* [Provided information]:
┌──

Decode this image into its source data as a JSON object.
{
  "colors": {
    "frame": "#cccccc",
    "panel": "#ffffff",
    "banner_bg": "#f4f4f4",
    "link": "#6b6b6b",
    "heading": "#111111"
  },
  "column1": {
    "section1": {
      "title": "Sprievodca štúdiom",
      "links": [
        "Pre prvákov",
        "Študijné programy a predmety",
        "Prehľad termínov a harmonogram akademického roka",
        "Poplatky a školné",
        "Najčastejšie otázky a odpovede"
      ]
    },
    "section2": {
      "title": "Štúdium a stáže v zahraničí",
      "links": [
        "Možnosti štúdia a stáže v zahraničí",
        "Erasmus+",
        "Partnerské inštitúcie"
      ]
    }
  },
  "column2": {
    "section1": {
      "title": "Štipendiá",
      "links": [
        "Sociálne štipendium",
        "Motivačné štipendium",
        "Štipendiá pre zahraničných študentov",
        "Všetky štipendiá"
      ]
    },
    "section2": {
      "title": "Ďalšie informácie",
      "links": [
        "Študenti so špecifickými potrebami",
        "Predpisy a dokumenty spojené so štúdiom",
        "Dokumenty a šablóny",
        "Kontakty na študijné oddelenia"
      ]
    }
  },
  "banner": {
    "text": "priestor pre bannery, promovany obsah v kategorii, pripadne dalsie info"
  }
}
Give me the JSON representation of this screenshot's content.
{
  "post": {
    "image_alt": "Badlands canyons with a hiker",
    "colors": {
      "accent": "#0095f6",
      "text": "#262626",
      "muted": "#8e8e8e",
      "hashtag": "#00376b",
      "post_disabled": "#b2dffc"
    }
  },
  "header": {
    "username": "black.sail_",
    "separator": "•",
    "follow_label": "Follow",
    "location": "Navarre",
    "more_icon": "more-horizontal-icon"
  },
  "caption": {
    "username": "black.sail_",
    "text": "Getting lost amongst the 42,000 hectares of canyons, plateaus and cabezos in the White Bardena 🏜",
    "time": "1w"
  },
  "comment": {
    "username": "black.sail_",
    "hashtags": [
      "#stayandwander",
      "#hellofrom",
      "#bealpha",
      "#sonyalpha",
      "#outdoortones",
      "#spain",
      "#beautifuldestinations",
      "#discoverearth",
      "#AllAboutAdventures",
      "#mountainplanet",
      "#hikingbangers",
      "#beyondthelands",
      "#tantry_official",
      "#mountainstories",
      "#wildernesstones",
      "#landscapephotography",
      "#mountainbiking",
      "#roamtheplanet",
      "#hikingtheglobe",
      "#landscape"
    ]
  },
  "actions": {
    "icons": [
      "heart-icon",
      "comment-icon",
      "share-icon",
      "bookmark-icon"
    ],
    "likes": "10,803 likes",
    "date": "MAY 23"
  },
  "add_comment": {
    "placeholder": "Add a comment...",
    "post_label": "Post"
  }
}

└──

Repeat the whole listing exactly, keeping every line intact.

Decode this image into its source data as a JSON object.
{
  "colors": {
    "frame": "#cccccc",
    "panel": "#ffffff",
    "banner_bg": "#f4f4f4",
    "link": "#6b6b6b",
    "heading": "#111111"
  },
  "column1": {
    "section1": {
      "title": "Sprievodca štúdiom",
      "links": [
        "Pre prvákov",
        "Študijné programy a predmety",
        "Prehľad termínov a harmonogram akademického roka",
        "Poplatky a školné",
        "Najčastejšie otázky a odpovede"
      ]
    },
    "section2": {
      "title": "Štúdium a stáže v zahraničí",
      "links": [
        "Možnosti štúdia a stáže v zahraničí",
        "Erasmus+",
        "Partnerské inštitúcie"
      ]
    }
  },
  "column2": {
    "section1": {
      "title": "Štipendiá",
      "links": [
        "Sociálne štipendium",
        "Motivačné štipendium",
        "Štipendiá pre zahraničných študentov",
        "Všetky štipendiá"
      ]
    },
    "section2": {
      "title": "Ďalšie informácie",
      "links": [
        "Študenti so špecifickými potrebami",
        "Predpisy a dokumenty spojené so štúdiom",
        "Dokumenty a šablóny",
        "Kontakty na študijné oddelenia"
      ]
    }
  },
  "banner": {
    "text": "priestor pre bannery, promovany obsah v kategorii, pripadne dalsie info"
  }
}
Give me the JSON representation of this screenshot's content.
{
  "post": {
    "image_alt": "Badlands canyons with a hiker",
    "colors": {
      "accent": "#0095f6",
      "text": "#262626",
      "muted": "#8e8e8e",
      "hashtag": "#00376b",
      "post_disabled": "#b2dffc"
    }
  },
  "header": {
    "username": "black.sail_",
    "separator": "•",
    "follow_label": "Follow",
    "location": "Navarre",
    "more_icon": "more-horizontal-icon"
  },
  "caption": {
    "username": "black.sail_",
    "text": "Getting lost amongst the 42,000 hectares of canyons, plateaus and cabezos in the White Bardena 🏜",
    "time": "1w"
  },
  "comment": {
    "username": "black.sail_",
    "hashtags": [
      "#stayandwander",
      "#hellofrom",
      "#bealpha",
      "#sonyalpha",
      "#outdoortones",
      "#spain",
      "#beautifuldestinations",
      "#discoverearth",
      "#AllAboutAdventures",
      "#mountainplanet",
      "#hikingbangers",
      "#beyondthelands",
      "#tantry_official",
      "#mountainstories",
      "#wildernesstones",
      "#landscapephotography",
      "#mountainbiking",
      "#roamtheplanet",
      "#hikingtheglobe",
      "#landscape"
    ]
  },
  "actions": {
    "icons": [
      "heart-icon",
      "comment-icon",
      "share-icon",
      "bookmark-icon"
    ],
    "likes": "10,803 likes",
    "date": "MAY 23"
  },
  "add_comment": {
    "placeholder": "Add a comment...",
    "post_label": "Post"
  }
}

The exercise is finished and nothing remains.